▶ **GIVEN INSTRUCTION**: Search the material and gather each line with "this" in it.
:: DATA RECORDS ::
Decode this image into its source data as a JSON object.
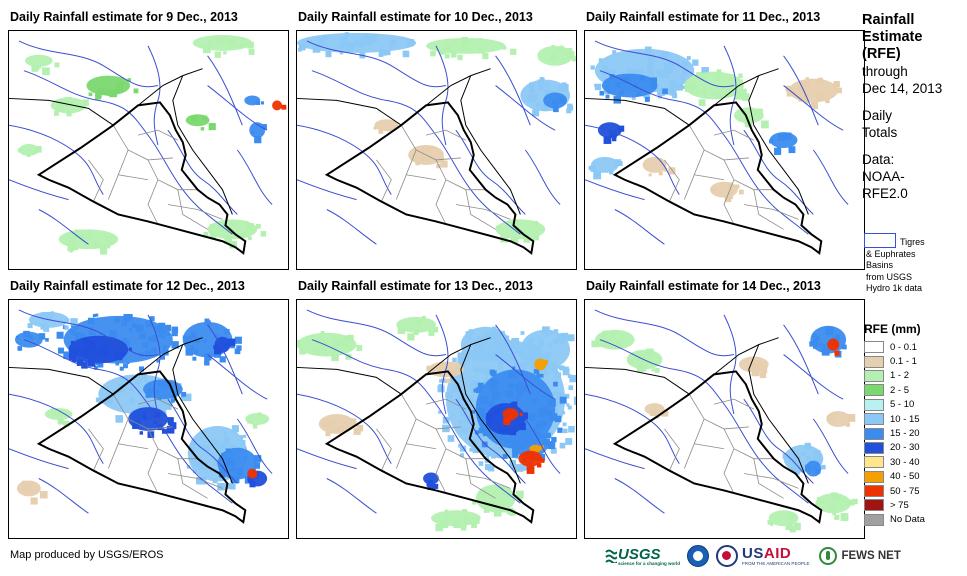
{
  "panels": [
    {
      "title": "Daily Rainfall estimate for 9 Dec., 2013"
    },
    {
      "title": "Daily Rainfall estimate for 10 Dec., 2013"
    },
    {
      "title": "Daily Rainfall estimate for 11 Dec., 2013"
    },
    {
      "title": "Daily Rainfall estimate for 12 Dec., 2013"
    },
    {
      "title": "Daily Rainfall estimate for 13 Dec., 2013"
    },
    {
      "title": "Daily Rainfall estimate for 14 Dec., 2013"
    }
  ],
  "side": {
    "heading": [
      "Rainfall",
      "Estimate",
      "(RFE)"
    ],
    "through": "through",
    "date": "Dec 14, 2013",
    "totals": [
      "Daily",
      "Totals"
    ],
    "data_label": "Data:",
    "data_source": [
      "NOAA-",
      "RFE2.0"
    ]
  },
  "basins": {
    "lines": [
      "Tigres",
      "& Euphrates",
      "Basins",
      "from USGS",
      "Hydro 1k data"
    ],
    "color": "#3a4fd1"
  },
  "rfe_legend": {
    "title": "RFE (mm)",
    "classes": [
      {
        "label": "0 - 0.1",
        "color": "#ffffff"
      },
      {
        "label": "0.1 - 1",
        "color": "#e6cfae"
      },
      {
        "label": "1 - 2",
        "color": "#b4f0b0"
      },
      {
        "label": "2 - 5",
        "color": "#7ad86e"
      },
      {
        "label": "5 - 10",
        "color": "#b9f0f0"
      },
      {
        "label": "10 - 15",
        "color": "#8cc8f5"
      },
      {
        "label": "15 - 20",
        "color": "#3c8cf0"
      },
      {
        "label": "20 - 30",
        "color": "#2050dc"
      },
      {
        "label": "30 - 40",
        "color": "#ffe68c"
      },
      {
        "label": "40 - 50",
        "color": "#f5a000"
      },
      {
        "label": "50 - 75",
        "color": "#f03200"
      },
      {
        "label": "> 75",
        "color": "#a01414"
      },
      {
        "label": "No Data",
        "color": "#a0a0a0"
      }
    ]
  },
  "credit": "Map produced by USGS/EROS",
  "logos": {
    "usgs": "USGS",
    "usgs_tagline": "science for a changing world",
    "usaid_pre": "US",
    "usaid_post": "AID",
    "usaid_tagline": "FROM THE AMERICAN PEOPLE",
    "fews": "FEWS NET"
  },
  "colors": {
    "country_border": "#000000",
    "province_border": "#8c8c8c",
    "basin_line": "#3a4fd1"
  }
}
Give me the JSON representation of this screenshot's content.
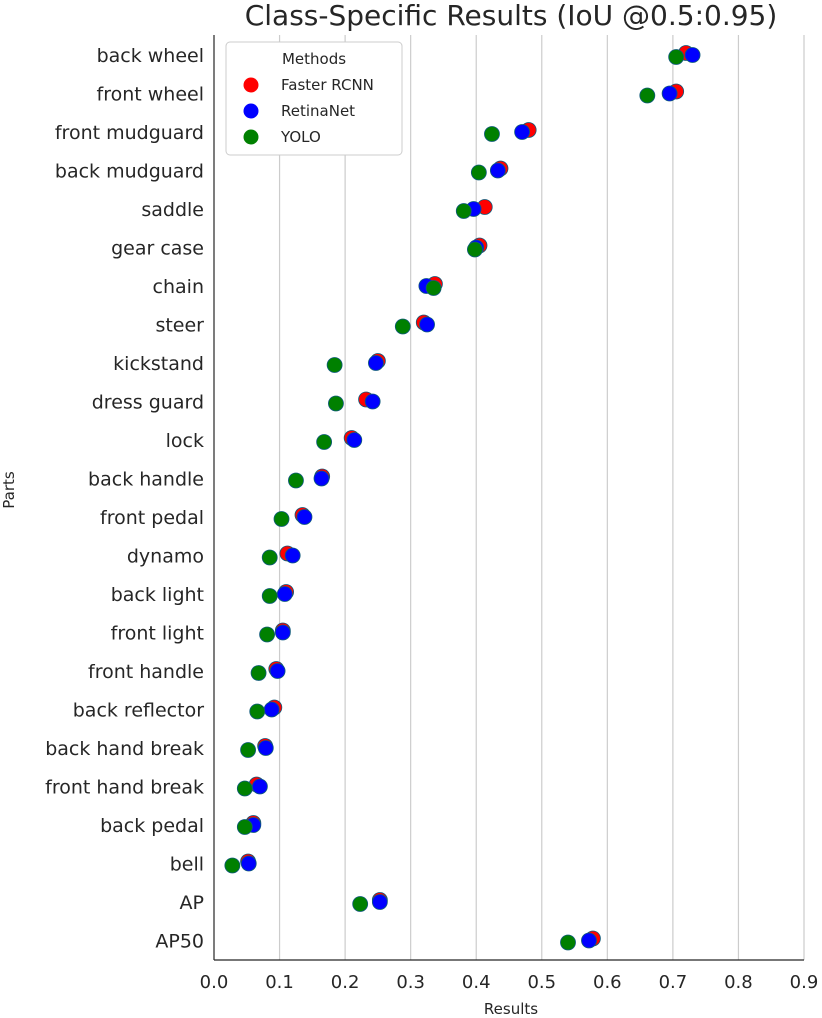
:::
▶ **REPLY TO THE TASK**:
Decode this image into its source data as a JSON object.
Give me the JSON representation of this screenshot's content.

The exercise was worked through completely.